**EXERCISE DESCRIPTION**
Would you extract the whole listing below and retype it exactly?

**AVAILABLE DATA**
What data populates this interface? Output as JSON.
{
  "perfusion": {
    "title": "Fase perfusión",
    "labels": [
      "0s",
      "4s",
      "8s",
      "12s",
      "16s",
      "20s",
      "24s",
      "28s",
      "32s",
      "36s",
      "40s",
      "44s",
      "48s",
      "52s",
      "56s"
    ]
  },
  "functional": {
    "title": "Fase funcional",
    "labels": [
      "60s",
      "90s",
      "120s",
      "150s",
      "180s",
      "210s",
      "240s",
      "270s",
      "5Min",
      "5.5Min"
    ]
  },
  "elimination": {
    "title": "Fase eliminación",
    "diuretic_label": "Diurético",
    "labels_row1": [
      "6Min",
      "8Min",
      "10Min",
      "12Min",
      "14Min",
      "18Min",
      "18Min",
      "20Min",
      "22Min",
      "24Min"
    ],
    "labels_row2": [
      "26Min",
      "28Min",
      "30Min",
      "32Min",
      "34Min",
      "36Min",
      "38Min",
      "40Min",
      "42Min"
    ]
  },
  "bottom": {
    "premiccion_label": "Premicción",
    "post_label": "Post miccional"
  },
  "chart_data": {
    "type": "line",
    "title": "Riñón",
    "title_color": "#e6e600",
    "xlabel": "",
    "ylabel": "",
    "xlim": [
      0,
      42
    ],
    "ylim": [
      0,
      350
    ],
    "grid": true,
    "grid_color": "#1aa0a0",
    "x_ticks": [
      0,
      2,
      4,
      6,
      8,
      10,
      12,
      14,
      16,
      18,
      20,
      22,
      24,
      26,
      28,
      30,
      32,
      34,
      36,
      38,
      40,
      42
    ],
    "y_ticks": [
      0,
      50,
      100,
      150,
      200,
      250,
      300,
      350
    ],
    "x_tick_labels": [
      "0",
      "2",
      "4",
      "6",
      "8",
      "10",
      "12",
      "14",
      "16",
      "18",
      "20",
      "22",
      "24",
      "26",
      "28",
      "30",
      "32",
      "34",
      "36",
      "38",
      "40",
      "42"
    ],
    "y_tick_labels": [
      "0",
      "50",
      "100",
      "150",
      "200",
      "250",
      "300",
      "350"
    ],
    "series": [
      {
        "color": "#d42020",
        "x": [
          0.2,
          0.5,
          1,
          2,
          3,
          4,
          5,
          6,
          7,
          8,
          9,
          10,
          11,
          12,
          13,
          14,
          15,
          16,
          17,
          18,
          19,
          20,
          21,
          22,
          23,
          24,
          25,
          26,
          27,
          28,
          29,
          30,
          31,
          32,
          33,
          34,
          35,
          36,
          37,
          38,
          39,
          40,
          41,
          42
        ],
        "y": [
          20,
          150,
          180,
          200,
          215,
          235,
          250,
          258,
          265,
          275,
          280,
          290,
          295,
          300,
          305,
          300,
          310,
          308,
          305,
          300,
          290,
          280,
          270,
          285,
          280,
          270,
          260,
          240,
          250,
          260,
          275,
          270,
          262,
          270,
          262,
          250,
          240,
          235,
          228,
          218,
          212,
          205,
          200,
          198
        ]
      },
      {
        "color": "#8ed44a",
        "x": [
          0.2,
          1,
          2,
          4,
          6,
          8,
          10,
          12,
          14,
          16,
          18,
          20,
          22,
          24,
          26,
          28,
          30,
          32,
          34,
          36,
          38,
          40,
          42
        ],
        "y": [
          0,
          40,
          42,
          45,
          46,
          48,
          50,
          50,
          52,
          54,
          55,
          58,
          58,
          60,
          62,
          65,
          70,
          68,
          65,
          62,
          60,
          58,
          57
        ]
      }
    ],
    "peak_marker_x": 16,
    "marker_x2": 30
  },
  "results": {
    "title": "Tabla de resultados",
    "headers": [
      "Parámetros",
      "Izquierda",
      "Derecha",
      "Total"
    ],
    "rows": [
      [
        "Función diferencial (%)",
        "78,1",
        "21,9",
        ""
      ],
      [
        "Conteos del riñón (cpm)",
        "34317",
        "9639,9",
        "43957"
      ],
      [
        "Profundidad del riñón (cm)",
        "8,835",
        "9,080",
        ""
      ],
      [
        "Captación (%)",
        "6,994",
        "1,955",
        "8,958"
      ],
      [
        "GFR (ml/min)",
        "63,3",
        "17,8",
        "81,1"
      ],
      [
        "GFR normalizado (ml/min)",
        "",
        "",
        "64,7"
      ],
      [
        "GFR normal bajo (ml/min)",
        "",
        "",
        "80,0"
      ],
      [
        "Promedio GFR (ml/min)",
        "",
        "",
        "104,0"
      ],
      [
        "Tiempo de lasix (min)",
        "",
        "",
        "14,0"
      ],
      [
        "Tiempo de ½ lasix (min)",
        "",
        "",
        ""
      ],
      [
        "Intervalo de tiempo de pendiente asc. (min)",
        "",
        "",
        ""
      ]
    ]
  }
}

**COMPLETE OUTPUT**
What data populates this interface? Output as JSON.
{
  "perfusion": {
    "title": "Fase perfusión",
    "labels": [
      "0s",
      "4s",
      "8s",
      "12s",
      "16s",
      "20s",
      "24s",
      "28s",
      "32s",
      "36s",
      "40s",
      "44s",
      "48s",
      "52s",
      "56s"
    ]
  },
  "functional": {
    "title": "Fase funcional",
    "labels": [
      "60s",
      "90s",
      "120s",
      "150s",
      "180s",
      "210s",
      "240s",
      "270s",
      "5Min",
      "5.5Min"
    ]
  },
  "elimination": {
    "title": "Fase eliminación",
    "diuretic_label": "Diurético",
    "labels_row1": [
      "6Min",
      "8Min",
      "10Min",
      "12Min",
      "14Min",
      "18Min",
      "18Min",
      "20Min",
      "22Min",
      "24Min"
    ],
    "labels_row2": [
      "26Min",
      "28Min",
      "30Min",
      "32Min",
      "34Min",
      "36Min",
      "38Min",
      "40Min",
      "42Min"
    ]
  },
  "bottom": {
    "premiccion_label": "Premicción",
    "post_label": "Post miccional"
  },
  "chart_data": {
    "type": "line",
    "title": "Riñón",
    "title_color": "#e6e600",
    "xlabel": "",
    "ylabel": "",
    "xlim": [
      0,
      42
    ],
    "ylim": [
      0,
      350
    ],
    "grid": true,
    "grid_color": "#1aa0a0",
    "x_ticks": [
      0,
      2,
      4,
      6,
      8,
      10,
      12,
      14,
      16,
      18,
      20,
      22,
      24,
      26,
      28,
      30,
      32,
      34,
      36,
      38,
      40,
      42
    ],
    "y_ticks": [
      0,
      50,
      100,
      150,
      200,
      250,
      300,
      350
    ],
    "x_tick_labels": [
      "0",
      "2",
      "4",
      "6",
      "8",
      "10",
      "12",
      "14",
      "16",
      "18",
      "20",
      "22",
      "24",
      "26",
      "28",
      "30",
      "32",
      "34",
      "36",
      "38",
      "40",
      "42"
    ],
    "y_tick_labels": [
      "0",
      "50",
      "100",
      "150",
      "200",
      "250",
      "300",
      "350"
    ],
    "series": [
      {
        "color": "#d42020",
        "x": [
          0.2,
          0.5,
          1,
          2,
          3,
          4,
          5,
          6,
          7,
          8,
          9,
          10,
          11,
          12,
          13,
          14,
          15,
          16,
          17,
          18,
          19,
          20,
          21,
          22,
          23,
          24,
          25,
          26,
          27,
          28,
          29,
          30,
          31,
          32,
          33,
          34,
          35,
          36,
          37,
          38,
          39,
          40,
          41,
          42
        ],
        "y": [
          20,
          150,
          180,
          200,
          215,
          235,
          250,
          258,
          265,
          275,
          280,
          290,
          295,
          300,
          305,
          300,
          310,
          308,
          305,
          300,
          290,
          280,
          270,
          285,
          280,
          270,
          260,
          240,
          250,
          260,
          275,
          270,
          262,
          270,
          262,
          250,
          240,
          235,
          228,
          218,
          212,
          205,
          200,
          198
        ]
      },
      {
        "color": "#8ed44a",
        "x": [
          0.2,
          1,
          2,
          4,
          6,
          8,
          10,
          12,
          14,
          16,
          18,
          20,
          22,
          24,
          26,
          28,
          30,
          32,
          34,
          36,
          38,
          40,
          42
        ],
        "y": [
          0,
          40,
          42,
          45,
          46,
          48,
          50,
          50,
          52,
          54,
          55,
          58,
          58,
          60,
          62,
          65,
          70,
          68,
          65,
          62,
          60,
          58,
          57
        ]
      }
    ],
    "peak_marker_x": 16,
    "marker_x2": 30
  },
  "results": {
    "title": "Tabla de resultados",
    "headers": [
      "Parámetros",
      "Izquierda",
      "Derecha",
      "Total"
    ],
    "rows": [
      [
        "Función diferencial (%)",
        "78,1",
        "21,9",
        ""
      ],
      [
        "Conteos del riñón (cpm)",
        "34317",
        "9639,9",
        "43957"
      ],
      [
        "Profundidad del riñón (cm)",
        "8,835",
        "9,080",
        ""
      ],
      [
        "Captación (%)",
        "6,994",
        "1,955",
        "8,958"
      ],
      [
        "GFR (ml/min)",
        "63,3",
        "17,8",
        "81,1"
      ],
      [
        "GFR normalizado (ml/min)",
        "",
        "",
        "64,7"
      ],
      [
        "GFR normal bajo (ml/min)",
        "",
        "",
        "80,0"
      ],
      [
        "Promedio GFR (ml/min)",
        "",
        "",
        "104,0"
      ],
      [
        "Tiempo de lasix (min)",
        "",
        "",
        "14,0"
      ],
      [
        "Tiempo de ½ lasix (min)",
        "",
        "",
        ""
      ],
      [
        "Intervalo de tiempo de pendiente asc. (min)",
        "",
        "",
        ""
      ]
    ]
  }
}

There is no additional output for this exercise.